** BEGIN **

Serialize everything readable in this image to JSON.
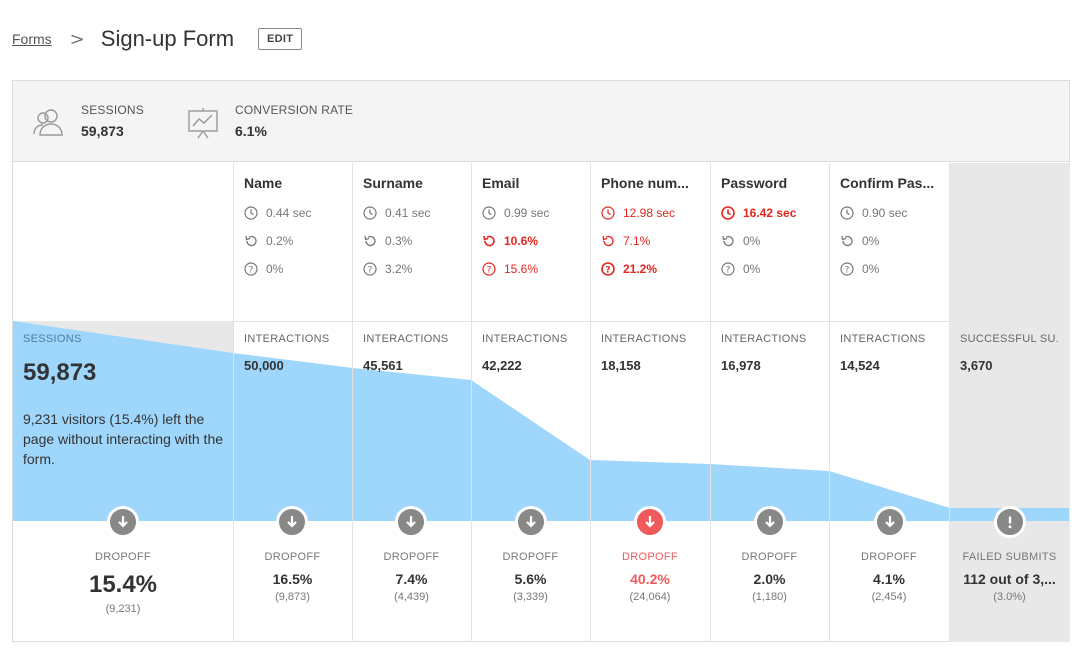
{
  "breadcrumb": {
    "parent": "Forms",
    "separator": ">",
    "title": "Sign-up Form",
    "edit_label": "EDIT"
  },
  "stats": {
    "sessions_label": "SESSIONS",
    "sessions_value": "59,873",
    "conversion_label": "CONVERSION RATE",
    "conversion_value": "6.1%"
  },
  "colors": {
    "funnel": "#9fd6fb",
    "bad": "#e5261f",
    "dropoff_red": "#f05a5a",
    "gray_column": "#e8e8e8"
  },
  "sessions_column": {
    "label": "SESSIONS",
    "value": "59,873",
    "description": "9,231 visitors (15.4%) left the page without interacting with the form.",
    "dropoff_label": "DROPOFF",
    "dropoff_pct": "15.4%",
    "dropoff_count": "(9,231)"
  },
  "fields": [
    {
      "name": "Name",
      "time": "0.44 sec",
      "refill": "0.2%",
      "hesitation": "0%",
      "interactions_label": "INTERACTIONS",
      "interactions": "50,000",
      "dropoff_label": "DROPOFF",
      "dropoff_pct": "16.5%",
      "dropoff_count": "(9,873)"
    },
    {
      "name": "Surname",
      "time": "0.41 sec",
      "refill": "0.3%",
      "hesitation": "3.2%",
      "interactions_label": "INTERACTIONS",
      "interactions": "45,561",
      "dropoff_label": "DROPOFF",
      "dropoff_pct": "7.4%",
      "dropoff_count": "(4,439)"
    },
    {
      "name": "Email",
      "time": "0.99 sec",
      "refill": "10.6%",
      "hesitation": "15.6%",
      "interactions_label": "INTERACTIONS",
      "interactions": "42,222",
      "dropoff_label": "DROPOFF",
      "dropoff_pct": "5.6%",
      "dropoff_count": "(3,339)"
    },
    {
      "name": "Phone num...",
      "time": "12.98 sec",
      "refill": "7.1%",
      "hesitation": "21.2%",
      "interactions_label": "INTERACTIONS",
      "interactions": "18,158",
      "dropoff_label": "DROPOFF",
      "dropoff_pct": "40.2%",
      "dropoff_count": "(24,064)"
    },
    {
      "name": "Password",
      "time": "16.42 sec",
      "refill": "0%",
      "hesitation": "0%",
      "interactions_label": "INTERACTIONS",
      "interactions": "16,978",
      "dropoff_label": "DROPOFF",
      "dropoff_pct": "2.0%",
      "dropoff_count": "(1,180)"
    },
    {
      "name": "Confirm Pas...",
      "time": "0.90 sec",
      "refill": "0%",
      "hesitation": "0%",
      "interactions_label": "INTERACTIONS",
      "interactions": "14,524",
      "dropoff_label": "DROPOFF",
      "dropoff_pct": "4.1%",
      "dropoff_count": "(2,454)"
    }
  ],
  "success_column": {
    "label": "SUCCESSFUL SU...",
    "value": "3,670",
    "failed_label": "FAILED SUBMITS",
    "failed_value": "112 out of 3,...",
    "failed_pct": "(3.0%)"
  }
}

** END **

# Stated task
In the entries above, find each line with the string "time" and copy it.

# Response below
      "time": "0.44 sec",
      "time": "0.41 sec",
      "time": "0.99 sec",
      "time": "12.98 sec",
      "time": "16.42 sec",
      "time": "0.90 sec",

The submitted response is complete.